Recorded data

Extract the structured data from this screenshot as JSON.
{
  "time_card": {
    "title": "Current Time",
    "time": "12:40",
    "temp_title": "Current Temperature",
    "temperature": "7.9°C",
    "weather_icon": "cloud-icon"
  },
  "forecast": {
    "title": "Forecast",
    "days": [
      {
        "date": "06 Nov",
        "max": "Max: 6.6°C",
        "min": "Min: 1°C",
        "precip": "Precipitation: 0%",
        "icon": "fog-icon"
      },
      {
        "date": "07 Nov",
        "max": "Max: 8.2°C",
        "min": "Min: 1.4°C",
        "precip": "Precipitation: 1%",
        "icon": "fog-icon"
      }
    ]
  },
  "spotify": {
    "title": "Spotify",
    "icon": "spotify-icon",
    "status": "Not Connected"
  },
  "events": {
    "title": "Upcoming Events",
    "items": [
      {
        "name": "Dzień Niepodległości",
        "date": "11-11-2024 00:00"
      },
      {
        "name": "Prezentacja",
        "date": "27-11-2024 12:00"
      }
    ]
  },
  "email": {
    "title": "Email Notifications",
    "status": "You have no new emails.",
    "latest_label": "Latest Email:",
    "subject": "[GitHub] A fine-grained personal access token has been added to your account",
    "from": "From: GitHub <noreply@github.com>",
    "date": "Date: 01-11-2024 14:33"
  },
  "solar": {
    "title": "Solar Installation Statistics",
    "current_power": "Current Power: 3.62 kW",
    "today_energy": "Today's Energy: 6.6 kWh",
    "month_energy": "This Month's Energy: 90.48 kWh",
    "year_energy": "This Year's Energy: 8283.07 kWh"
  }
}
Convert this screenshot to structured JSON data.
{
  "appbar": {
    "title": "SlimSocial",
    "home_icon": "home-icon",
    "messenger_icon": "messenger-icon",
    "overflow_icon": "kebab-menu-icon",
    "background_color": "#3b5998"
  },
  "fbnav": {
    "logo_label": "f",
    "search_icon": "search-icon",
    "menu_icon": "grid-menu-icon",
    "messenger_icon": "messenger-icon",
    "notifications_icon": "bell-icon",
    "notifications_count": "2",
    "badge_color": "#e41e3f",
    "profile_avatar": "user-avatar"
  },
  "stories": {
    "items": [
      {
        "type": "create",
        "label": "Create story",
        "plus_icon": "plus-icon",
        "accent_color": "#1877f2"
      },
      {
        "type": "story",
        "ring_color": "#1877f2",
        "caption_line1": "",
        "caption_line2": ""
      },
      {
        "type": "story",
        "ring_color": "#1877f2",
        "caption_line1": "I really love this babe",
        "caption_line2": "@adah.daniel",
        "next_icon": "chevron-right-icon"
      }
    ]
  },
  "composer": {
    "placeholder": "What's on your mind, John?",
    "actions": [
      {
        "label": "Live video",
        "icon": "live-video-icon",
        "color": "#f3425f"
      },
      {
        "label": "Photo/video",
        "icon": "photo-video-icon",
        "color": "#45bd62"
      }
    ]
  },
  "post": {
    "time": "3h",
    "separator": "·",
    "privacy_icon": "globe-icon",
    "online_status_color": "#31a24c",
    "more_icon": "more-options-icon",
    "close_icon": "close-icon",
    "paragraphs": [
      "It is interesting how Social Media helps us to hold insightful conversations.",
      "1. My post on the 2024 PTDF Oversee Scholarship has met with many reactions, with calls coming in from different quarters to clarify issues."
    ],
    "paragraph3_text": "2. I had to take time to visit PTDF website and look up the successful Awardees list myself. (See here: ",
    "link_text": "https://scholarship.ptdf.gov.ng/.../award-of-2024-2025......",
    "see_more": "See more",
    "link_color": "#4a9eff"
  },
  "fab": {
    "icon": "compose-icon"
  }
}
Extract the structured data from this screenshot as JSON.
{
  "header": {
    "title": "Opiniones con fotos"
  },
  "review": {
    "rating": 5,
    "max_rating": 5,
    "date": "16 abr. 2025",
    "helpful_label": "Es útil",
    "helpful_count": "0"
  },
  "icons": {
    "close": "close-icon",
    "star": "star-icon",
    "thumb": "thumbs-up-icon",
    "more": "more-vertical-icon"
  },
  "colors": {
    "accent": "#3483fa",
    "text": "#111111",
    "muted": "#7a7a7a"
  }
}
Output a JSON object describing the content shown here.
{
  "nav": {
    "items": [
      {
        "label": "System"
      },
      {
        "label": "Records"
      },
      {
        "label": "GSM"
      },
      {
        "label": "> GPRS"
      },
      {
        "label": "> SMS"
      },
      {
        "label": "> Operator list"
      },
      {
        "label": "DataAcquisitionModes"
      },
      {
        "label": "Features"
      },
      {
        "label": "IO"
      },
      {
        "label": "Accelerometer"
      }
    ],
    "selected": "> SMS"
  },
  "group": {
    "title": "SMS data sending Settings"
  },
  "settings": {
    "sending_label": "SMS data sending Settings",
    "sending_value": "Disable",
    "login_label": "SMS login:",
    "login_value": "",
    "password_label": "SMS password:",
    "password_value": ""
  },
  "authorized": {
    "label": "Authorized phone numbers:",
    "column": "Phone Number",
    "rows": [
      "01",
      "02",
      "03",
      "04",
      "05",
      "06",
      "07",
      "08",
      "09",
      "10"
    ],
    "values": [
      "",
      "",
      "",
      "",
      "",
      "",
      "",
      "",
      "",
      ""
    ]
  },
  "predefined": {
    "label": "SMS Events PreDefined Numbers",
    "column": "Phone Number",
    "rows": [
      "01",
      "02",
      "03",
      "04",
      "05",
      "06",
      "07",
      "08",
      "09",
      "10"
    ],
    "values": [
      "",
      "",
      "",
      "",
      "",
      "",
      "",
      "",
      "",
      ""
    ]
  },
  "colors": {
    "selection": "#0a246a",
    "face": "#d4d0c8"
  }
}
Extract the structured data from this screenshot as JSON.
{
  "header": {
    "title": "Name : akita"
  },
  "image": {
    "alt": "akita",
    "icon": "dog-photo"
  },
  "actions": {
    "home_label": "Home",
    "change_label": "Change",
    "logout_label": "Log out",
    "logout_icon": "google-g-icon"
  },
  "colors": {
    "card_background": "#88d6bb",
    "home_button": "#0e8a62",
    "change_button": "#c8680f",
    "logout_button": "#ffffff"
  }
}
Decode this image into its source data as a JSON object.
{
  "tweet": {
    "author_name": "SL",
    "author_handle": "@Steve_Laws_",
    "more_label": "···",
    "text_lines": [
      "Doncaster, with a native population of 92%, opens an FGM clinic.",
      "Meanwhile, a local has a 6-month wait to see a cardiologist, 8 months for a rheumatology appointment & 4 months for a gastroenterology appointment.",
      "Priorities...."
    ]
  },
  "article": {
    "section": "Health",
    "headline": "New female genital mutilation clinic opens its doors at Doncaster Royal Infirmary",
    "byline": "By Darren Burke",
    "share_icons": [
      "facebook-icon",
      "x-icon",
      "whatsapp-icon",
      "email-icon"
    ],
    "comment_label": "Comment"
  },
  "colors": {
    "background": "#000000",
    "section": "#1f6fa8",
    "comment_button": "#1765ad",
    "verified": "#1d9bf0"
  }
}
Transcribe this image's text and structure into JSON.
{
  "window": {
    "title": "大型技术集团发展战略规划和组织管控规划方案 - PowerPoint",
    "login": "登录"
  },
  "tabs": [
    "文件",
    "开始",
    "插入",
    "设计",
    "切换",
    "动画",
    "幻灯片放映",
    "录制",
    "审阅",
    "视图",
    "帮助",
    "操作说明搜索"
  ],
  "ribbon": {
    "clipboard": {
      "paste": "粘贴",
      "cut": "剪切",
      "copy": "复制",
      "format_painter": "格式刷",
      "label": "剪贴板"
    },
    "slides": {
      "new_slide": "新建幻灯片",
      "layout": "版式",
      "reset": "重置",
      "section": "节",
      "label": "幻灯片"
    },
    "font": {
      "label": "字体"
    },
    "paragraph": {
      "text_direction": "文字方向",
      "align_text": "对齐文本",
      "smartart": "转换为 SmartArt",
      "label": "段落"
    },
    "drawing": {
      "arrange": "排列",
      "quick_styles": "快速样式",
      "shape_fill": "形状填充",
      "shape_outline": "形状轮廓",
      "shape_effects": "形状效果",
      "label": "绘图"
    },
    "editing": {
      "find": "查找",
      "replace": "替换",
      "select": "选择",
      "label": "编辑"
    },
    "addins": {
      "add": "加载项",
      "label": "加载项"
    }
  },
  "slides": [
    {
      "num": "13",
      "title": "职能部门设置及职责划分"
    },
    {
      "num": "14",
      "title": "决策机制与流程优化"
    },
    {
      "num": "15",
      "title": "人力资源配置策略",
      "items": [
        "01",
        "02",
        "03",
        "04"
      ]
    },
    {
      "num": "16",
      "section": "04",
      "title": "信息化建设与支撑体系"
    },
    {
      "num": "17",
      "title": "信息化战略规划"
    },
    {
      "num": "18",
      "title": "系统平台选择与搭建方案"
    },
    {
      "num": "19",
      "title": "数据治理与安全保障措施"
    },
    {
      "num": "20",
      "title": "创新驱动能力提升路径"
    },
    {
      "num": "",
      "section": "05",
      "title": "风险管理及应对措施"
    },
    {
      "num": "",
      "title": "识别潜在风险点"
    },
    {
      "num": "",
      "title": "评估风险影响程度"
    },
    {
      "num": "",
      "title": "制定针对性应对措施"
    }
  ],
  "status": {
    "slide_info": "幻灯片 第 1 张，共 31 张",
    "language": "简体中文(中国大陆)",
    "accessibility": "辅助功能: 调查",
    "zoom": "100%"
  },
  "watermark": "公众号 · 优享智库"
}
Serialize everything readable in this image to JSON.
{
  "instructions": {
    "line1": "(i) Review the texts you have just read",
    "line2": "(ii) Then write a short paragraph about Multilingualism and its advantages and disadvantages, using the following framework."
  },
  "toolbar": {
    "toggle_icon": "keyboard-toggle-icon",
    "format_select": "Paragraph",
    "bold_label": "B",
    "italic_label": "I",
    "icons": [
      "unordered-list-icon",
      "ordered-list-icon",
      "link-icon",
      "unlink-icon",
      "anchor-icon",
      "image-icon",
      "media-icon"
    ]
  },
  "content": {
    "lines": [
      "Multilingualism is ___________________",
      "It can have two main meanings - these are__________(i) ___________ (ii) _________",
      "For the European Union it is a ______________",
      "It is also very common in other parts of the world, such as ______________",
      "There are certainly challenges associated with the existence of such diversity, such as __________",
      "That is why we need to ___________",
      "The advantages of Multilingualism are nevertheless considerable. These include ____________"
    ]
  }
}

--- GIVEN REQUEST ---
Beginning at the line that contains "Serialize everything readable", retype each line of the listing up to and including the last one, exactly as it stands, and nothing else.

--- OUTPUT BELOW ---
Serialize everything readable in this image to JSON.
{
  "instructions": {
    "line1": "(i) Review the texts you have just read",
    "line2": "(ii) Then write a short paragraph about Multilingualism and its advantages and disadvantages, using the following framework."
  },
  "toolbar": {
    "toggle_icon": "keyboard-toggle-icon",
    "format_select": "Paragraph",
    "bold_label": "B",
    "italic_label": "I",
    "icons": [
      "unordered-list-icon",
      "ordered-list-icon",
      "link-icon",
      "unlink-icon",
      "anchor-icon",
      "image-icon",
      "media-icon"
    ]
  },
  "content": {
    "lines": [
      "Multilingualism is ___________________",
      "It can have two main meanings - these are__________(i) ___________ (ii) _________",
      "For the European Union it is a ______________",
      "It is also very common in other parts of the world, such as ______________",
      "There are certainly challenges associated with the existence of such diversity, such as __________",
      "That is why we need to ___________",
      "The advantages of Multilingualism are nevertheless considerable. These include ____________"
    ]
  }
}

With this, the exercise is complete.